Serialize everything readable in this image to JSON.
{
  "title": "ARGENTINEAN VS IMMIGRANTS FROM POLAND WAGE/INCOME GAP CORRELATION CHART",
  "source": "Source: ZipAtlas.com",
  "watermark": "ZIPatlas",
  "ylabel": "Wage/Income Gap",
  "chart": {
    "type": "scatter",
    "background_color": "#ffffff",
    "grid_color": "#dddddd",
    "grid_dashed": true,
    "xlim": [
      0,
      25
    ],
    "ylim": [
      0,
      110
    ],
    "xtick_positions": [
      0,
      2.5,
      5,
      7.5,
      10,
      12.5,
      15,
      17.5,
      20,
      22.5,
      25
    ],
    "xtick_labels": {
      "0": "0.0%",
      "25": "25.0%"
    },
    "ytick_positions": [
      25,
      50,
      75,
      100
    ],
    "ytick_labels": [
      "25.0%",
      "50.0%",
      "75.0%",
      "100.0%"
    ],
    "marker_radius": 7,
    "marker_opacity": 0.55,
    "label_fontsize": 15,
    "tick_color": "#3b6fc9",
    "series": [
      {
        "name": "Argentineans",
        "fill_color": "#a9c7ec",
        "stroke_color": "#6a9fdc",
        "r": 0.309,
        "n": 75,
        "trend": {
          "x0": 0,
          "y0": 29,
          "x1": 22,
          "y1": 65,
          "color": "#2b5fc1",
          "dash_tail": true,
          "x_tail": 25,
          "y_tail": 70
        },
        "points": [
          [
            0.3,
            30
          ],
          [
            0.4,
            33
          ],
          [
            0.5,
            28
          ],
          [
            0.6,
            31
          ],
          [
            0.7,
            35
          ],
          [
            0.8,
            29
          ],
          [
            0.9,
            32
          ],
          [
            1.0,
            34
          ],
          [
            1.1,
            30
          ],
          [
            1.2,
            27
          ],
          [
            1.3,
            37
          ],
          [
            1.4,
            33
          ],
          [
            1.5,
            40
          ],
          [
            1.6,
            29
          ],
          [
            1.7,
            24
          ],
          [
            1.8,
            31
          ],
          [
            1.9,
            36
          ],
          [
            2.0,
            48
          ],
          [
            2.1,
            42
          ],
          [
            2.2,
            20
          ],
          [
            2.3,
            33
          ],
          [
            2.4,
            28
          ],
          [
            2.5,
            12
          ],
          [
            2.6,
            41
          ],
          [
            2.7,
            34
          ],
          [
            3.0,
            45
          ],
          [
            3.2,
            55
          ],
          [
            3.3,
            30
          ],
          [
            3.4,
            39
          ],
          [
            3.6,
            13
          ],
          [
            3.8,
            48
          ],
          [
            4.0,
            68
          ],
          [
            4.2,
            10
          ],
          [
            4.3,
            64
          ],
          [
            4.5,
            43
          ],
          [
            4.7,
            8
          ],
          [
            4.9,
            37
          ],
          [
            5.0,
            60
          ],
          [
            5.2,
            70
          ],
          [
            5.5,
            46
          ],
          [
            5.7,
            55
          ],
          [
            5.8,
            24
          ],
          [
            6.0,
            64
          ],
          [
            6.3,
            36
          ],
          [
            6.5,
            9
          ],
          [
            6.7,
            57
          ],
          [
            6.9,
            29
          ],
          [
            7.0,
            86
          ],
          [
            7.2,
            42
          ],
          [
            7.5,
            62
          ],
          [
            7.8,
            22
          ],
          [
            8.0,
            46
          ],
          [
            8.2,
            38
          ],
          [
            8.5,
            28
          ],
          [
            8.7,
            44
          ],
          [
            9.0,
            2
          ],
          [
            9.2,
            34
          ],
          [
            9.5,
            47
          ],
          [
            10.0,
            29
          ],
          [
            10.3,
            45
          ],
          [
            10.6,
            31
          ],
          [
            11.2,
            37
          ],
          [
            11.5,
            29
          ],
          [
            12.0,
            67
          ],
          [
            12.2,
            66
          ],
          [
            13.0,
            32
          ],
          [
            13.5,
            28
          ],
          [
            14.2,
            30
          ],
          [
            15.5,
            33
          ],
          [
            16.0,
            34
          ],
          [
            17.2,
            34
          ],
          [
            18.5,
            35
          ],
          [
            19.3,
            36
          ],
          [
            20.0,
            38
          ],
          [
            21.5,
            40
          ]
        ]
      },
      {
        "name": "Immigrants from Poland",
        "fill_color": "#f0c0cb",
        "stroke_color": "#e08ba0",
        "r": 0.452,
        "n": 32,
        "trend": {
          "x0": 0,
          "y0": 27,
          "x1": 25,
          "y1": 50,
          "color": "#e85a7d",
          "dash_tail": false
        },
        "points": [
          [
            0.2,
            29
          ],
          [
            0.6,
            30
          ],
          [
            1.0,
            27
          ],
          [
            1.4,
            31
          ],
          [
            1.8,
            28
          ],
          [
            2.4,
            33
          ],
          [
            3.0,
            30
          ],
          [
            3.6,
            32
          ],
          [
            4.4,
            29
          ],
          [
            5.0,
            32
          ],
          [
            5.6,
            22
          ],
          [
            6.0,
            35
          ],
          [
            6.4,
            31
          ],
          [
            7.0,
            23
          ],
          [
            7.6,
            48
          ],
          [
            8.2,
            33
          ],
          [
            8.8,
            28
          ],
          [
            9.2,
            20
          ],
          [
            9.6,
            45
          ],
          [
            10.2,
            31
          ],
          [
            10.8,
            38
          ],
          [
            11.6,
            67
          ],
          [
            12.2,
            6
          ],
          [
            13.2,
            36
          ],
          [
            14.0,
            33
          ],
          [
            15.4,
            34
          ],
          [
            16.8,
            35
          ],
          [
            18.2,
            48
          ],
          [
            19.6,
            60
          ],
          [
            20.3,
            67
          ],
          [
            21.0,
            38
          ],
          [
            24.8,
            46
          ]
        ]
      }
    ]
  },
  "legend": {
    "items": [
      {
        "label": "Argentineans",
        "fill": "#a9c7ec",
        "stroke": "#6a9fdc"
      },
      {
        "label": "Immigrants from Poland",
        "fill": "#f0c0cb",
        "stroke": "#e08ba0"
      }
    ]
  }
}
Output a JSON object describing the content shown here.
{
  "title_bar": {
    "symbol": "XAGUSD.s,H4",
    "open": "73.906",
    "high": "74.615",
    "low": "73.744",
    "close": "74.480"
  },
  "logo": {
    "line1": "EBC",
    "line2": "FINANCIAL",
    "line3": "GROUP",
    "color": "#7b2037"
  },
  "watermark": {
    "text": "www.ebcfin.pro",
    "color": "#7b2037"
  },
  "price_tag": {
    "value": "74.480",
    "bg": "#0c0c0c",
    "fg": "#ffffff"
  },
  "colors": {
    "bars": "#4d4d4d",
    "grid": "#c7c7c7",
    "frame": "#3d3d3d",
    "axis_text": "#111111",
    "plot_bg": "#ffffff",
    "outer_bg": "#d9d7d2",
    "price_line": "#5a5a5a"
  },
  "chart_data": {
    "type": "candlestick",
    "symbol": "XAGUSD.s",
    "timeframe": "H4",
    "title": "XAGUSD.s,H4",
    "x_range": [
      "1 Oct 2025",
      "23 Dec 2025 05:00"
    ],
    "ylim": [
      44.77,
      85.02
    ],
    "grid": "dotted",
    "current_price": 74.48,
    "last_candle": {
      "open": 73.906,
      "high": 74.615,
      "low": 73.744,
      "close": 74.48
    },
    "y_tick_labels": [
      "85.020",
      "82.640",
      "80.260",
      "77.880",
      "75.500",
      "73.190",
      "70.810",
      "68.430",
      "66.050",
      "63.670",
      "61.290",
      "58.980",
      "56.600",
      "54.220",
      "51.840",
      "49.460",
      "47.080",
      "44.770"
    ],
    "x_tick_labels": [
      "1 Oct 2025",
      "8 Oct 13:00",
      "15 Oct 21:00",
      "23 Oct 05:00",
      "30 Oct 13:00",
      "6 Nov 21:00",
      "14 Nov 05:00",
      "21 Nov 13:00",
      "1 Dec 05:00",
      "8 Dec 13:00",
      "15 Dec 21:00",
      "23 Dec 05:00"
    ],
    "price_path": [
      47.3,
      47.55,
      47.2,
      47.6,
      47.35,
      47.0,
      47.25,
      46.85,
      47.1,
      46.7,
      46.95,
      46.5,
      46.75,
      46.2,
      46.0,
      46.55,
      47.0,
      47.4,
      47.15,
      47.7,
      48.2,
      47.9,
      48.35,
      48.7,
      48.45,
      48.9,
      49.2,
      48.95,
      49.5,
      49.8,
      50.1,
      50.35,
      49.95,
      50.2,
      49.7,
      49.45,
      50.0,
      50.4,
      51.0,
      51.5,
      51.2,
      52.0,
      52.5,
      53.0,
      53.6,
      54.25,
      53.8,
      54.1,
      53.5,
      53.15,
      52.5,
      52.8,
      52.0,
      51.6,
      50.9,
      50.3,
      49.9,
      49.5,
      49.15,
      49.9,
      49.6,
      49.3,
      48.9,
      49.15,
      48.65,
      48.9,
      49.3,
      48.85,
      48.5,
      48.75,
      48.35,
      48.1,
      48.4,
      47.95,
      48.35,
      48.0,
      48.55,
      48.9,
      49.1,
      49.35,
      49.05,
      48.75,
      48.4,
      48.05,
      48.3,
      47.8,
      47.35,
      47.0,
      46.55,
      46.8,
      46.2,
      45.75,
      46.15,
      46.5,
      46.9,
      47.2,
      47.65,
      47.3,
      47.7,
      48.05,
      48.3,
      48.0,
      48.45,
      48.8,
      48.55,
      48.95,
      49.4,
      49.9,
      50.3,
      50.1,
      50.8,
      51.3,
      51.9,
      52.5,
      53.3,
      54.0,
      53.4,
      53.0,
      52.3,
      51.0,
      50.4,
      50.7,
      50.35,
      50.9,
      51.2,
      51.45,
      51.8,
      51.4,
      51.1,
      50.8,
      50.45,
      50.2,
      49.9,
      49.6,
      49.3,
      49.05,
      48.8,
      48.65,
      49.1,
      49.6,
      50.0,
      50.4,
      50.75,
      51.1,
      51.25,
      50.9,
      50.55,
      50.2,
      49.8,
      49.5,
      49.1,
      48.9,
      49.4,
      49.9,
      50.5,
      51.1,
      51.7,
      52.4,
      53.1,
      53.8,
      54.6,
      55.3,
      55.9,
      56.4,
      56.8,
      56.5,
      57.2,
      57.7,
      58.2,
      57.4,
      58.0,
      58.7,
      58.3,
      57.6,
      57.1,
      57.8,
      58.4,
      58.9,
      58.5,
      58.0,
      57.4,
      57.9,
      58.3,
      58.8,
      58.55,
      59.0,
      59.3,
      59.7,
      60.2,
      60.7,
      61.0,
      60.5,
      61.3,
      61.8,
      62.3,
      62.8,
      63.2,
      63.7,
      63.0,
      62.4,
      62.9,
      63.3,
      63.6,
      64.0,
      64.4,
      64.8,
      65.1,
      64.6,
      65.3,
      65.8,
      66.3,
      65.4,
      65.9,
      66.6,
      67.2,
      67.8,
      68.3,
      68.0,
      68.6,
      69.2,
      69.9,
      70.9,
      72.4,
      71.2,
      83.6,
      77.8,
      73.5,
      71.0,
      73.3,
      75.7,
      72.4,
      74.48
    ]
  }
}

• WRITTEN INSTRUCTION
Count the lines of the listing above that include the word "JSON" and state the total with nothing else.

• EXERCISE SOLUTION
2